## Prompt
Work out how many lines hold the string "JSON". Give that number and nothing more.

## Provided records
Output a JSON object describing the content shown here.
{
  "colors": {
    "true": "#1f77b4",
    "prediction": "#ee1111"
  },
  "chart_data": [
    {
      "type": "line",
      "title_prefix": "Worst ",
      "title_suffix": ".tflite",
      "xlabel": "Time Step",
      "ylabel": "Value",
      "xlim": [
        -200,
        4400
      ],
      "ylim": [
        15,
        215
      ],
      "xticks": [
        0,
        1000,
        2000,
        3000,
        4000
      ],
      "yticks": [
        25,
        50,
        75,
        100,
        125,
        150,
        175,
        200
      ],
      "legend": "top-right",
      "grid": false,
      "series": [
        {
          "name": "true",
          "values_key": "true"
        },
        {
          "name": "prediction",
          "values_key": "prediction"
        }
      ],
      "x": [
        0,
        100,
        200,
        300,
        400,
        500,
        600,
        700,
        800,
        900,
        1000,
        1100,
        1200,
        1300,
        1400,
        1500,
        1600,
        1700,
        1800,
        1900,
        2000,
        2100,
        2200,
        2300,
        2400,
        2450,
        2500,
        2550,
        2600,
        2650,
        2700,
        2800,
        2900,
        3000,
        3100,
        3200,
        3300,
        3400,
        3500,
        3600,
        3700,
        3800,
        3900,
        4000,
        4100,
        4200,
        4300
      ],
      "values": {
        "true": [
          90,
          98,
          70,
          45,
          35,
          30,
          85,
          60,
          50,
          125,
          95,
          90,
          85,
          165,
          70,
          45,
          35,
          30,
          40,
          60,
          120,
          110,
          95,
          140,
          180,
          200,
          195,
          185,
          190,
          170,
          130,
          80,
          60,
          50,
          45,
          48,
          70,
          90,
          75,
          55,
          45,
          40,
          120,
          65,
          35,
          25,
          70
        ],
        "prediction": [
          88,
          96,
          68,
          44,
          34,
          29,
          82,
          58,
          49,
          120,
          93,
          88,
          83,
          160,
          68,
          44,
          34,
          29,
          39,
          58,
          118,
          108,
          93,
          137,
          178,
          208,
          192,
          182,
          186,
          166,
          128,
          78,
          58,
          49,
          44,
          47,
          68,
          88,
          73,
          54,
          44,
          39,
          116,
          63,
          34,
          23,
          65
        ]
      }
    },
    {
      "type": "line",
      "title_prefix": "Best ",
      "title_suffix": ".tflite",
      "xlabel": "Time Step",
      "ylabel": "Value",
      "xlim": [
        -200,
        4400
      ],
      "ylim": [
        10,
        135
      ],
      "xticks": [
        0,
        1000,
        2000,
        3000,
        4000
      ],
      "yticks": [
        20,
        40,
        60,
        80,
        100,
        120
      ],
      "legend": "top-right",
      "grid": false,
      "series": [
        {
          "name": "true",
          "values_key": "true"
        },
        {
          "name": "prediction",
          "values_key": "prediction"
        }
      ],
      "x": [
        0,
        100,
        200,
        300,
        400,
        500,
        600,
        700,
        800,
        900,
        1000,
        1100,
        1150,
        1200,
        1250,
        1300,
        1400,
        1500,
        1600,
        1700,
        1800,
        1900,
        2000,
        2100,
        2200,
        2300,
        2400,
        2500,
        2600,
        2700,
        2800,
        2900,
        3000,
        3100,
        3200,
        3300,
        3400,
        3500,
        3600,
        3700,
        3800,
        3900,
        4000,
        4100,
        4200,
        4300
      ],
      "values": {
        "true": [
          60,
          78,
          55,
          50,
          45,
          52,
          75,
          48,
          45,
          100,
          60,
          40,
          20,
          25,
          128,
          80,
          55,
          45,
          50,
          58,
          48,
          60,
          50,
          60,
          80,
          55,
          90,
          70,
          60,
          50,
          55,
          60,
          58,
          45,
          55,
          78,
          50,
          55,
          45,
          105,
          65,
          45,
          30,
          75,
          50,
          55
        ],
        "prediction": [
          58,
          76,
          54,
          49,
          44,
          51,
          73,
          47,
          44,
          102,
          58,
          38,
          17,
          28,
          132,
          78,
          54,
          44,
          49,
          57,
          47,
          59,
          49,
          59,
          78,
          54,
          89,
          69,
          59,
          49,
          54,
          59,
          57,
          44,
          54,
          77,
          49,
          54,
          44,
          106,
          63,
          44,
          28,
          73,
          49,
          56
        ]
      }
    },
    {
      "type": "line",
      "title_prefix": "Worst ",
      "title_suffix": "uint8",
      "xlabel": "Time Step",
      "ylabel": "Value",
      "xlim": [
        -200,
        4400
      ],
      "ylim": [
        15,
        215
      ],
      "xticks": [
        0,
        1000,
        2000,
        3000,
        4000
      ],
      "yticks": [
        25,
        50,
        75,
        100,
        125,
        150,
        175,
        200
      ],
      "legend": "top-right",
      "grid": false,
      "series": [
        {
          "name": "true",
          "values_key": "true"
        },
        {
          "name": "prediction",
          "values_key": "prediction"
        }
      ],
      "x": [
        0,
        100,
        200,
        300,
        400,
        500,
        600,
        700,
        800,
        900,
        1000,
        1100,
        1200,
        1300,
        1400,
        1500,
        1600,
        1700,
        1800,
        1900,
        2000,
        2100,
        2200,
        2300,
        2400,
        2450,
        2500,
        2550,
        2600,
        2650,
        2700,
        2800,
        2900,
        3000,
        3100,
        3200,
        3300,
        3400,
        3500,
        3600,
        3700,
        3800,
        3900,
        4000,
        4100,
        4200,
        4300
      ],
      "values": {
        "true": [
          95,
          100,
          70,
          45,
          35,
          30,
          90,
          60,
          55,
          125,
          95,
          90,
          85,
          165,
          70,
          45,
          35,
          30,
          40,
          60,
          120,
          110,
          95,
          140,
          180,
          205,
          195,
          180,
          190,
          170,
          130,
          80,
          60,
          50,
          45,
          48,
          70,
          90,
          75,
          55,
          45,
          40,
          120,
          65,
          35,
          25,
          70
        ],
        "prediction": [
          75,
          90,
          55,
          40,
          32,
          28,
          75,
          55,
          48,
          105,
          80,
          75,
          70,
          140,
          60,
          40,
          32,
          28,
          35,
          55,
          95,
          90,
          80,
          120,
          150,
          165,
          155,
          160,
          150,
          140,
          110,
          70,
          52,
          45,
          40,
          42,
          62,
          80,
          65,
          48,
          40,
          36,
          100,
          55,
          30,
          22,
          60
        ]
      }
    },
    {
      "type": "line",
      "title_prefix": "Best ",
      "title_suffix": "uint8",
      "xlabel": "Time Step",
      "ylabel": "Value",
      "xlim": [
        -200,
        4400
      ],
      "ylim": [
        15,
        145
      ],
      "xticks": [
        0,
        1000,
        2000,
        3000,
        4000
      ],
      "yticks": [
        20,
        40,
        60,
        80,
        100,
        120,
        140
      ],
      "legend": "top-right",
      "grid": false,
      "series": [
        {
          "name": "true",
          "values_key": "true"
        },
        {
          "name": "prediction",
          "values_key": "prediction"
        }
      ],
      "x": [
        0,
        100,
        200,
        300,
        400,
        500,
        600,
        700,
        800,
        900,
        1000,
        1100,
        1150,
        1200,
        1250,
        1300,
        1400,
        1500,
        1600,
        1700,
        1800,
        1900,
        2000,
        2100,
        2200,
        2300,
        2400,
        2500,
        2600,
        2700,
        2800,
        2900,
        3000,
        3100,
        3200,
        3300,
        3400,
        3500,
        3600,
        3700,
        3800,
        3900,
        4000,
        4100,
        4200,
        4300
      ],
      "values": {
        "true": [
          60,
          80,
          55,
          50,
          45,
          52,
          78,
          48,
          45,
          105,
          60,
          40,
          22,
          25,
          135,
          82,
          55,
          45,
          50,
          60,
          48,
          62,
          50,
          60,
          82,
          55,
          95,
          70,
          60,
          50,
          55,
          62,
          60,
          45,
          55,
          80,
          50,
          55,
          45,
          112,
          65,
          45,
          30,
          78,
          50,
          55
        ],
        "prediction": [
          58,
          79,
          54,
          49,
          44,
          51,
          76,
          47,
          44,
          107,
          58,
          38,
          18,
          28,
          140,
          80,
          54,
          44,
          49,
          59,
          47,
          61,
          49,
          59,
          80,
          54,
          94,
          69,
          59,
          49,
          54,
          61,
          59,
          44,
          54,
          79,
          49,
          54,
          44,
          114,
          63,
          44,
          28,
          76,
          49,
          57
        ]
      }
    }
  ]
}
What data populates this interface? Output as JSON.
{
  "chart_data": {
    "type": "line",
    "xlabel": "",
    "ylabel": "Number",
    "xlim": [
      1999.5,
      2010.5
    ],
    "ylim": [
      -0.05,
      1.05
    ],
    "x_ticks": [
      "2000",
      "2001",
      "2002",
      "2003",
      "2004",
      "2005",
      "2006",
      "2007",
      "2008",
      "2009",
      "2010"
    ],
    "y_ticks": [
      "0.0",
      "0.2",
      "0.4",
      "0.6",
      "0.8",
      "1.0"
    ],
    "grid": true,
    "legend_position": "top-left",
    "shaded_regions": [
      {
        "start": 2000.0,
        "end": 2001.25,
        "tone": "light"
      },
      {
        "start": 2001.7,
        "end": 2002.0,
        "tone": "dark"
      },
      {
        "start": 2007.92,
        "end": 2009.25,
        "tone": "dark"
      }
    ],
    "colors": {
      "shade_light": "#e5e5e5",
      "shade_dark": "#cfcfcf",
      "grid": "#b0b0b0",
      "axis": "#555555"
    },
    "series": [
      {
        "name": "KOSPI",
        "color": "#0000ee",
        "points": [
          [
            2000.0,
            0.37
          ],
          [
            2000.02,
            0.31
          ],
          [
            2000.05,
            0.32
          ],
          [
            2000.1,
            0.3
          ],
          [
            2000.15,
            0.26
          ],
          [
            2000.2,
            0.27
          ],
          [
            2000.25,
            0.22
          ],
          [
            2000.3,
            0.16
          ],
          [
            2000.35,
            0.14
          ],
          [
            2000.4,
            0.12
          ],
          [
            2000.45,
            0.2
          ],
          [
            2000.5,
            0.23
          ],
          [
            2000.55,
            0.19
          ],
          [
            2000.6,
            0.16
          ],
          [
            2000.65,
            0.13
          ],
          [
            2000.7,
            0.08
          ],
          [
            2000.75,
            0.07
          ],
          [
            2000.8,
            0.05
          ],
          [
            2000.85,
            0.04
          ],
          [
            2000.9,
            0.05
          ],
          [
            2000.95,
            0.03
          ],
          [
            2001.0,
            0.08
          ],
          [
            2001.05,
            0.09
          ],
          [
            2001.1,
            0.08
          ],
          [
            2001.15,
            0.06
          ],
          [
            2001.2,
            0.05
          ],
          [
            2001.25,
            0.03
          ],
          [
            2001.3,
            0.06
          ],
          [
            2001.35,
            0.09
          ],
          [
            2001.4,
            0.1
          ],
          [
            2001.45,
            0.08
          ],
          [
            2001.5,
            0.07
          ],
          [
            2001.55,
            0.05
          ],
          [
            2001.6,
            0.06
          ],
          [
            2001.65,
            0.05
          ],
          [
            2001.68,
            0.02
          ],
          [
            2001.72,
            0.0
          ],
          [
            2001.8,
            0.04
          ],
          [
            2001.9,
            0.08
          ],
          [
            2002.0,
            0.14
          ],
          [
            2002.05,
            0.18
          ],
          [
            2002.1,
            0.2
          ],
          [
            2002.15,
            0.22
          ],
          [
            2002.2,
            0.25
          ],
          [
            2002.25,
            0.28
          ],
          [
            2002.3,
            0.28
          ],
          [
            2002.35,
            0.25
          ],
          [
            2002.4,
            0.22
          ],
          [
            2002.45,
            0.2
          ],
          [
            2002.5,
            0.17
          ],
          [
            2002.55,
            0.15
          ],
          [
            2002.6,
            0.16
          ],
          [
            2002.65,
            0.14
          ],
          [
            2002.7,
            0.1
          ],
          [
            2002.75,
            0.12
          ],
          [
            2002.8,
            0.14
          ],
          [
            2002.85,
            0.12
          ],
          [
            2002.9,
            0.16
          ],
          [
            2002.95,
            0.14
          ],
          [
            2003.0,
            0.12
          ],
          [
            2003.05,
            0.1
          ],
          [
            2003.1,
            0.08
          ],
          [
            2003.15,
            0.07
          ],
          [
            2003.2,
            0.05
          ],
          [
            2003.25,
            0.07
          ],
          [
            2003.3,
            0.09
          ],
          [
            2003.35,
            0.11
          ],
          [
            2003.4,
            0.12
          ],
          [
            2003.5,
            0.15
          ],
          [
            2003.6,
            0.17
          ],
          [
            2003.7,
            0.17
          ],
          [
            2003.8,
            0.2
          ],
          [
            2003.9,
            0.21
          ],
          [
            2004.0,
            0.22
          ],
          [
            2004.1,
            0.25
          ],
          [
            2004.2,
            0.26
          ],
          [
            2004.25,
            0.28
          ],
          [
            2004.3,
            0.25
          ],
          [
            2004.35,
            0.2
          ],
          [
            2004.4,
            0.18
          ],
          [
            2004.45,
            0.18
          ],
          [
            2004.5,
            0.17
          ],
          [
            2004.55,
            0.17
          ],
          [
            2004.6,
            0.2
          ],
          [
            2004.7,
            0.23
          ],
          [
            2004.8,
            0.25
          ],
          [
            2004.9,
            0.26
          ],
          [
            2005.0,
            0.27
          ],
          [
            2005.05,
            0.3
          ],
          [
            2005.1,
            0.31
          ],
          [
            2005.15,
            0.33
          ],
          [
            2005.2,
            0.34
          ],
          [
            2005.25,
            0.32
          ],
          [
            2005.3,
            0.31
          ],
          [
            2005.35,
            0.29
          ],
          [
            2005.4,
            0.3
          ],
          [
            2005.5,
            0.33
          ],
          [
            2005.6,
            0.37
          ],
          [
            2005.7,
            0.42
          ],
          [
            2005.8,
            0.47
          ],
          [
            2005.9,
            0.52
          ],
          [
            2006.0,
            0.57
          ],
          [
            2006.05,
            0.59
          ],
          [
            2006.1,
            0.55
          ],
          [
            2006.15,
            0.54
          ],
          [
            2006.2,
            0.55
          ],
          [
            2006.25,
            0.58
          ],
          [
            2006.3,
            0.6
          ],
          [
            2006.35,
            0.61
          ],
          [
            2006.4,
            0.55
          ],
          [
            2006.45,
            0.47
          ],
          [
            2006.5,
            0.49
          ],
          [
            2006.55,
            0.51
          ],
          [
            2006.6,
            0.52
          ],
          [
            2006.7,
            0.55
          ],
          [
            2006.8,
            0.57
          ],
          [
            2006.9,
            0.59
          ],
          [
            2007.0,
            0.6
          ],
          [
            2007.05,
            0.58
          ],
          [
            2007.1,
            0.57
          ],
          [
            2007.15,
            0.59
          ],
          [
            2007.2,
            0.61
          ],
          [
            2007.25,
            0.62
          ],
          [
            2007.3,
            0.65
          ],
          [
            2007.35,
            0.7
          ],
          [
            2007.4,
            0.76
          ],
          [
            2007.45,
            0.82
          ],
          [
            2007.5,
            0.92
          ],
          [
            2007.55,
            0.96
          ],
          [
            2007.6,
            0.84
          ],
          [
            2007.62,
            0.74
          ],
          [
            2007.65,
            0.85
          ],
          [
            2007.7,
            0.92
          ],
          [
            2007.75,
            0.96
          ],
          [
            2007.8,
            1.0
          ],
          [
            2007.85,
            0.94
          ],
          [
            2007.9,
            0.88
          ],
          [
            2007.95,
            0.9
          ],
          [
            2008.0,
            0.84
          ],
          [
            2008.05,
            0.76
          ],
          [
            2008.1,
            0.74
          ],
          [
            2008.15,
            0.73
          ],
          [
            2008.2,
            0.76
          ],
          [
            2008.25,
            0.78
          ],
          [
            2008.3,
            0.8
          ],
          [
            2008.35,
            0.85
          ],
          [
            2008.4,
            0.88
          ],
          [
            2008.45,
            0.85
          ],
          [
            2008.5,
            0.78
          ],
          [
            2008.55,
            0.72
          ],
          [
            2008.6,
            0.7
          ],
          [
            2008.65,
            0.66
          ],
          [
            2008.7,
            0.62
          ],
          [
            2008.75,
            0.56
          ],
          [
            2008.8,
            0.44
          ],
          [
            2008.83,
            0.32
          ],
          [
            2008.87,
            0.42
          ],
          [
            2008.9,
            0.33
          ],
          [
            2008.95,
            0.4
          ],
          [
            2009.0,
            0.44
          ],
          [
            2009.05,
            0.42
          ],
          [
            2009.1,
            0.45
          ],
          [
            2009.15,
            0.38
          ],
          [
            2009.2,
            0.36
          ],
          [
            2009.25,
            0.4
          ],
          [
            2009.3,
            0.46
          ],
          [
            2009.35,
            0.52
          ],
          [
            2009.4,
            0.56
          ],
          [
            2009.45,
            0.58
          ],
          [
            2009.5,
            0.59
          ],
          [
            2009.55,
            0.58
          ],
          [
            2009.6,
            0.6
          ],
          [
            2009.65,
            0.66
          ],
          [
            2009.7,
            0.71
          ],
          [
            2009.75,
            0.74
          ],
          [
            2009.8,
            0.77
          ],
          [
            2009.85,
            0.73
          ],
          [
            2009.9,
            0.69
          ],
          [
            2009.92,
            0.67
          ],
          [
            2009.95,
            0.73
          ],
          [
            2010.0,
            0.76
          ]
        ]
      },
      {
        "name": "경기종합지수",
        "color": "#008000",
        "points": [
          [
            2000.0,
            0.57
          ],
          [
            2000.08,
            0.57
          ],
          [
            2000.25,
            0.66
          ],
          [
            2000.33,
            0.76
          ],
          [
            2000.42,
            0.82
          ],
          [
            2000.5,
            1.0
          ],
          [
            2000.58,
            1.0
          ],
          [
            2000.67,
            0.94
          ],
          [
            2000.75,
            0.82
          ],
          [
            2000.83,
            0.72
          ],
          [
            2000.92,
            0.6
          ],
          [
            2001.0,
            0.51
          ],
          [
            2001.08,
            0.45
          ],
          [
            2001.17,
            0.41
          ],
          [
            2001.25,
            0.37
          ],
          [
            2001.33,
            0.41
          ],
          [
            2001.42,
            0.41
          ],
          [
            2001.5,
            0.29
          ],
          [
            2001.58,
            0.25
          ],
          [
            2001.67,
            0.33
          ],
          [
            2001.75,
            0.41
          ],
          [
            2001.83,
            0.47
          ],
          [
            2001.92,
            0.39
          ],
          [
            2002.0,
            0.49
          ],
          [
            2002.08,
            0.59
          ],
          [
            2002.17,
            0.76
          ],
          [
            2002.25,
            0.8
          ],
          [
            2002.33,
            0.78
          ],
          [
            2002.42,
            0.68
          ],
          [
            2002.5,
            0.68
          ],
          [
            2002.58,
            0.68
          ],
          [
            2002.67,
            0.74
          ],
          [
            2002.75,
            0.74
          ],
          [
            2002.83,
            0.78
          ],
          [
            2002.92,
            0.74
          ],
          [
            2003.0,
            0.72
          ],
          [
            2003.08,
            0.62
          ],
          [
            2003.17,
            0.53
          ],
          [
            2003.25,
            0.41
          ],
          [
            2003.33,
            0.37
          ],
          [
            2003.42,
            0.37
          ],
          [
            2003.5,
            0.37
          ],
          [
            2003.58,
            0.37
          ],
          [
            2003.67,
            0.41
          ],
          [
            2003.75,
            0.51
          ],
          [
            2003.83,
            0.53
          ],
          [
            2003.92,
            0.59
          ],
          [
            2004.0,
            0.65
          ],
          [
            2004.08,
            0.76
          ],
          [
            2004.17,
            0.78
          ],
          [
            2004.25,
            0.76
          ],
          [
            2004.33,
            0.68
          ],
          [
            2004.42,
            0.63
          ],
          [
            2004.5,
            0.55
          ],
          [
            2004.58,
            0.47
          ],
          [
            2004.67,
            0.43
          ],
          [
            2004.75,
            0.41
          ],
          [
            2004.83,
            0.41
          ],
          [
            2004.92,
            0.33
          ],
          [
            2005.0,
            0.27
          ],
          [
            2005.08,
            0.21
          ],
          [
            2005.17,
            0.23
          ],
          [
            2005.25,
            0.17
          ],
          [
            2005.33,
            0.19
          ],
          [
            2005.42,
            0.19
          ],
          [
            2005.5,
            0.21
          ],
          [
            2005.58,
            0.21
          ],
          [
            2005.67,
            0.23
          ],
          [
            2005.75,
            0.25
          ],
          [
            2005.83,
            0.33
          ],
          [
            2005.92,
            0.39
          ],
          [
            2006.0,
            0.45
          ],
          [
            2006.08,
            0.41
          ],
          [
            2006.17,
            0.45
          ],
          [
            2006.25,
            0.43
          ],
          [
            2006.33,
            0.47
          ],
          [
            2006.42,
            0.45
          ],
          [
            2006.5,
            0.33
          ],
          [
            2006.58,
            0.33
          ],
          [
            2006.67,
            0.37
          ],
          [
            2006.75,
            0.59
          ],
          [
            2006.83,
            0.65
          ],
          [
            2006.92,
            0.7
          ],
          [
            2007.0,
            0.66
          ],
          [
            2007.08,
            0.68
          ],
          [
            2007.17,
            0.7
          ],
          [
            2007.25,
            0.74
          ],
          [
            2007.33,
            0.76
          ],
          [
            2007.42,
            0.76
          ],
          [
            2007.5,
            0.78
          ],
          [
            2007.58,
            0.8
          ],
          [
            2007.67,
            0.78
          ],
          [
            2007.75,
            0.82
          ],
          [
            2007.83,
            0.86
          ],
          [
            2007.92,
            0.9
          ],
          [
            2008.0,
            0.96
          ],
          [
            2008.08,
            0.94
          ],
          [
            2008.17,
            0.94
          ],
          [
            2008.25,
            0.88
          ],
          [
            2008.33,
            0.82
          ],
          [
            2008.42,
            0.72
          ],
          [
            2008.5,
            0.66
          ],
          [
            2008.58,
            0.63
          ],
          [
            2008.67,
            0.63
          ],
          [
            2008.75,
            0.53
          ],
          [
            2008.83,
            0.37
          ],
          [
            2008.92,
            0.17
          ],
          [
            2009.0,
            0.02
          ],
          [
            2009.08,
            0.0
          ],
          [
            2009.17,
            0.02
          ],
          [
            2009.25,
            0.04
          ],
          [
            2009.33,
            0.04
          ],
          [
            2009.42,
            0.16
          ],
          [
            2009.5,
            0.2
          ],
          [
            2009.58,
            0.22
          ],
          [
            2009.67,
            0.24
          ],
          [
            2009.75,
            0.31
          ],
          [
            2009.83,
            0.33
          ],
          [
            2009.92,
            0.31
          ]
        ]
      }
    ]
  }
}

## The result
2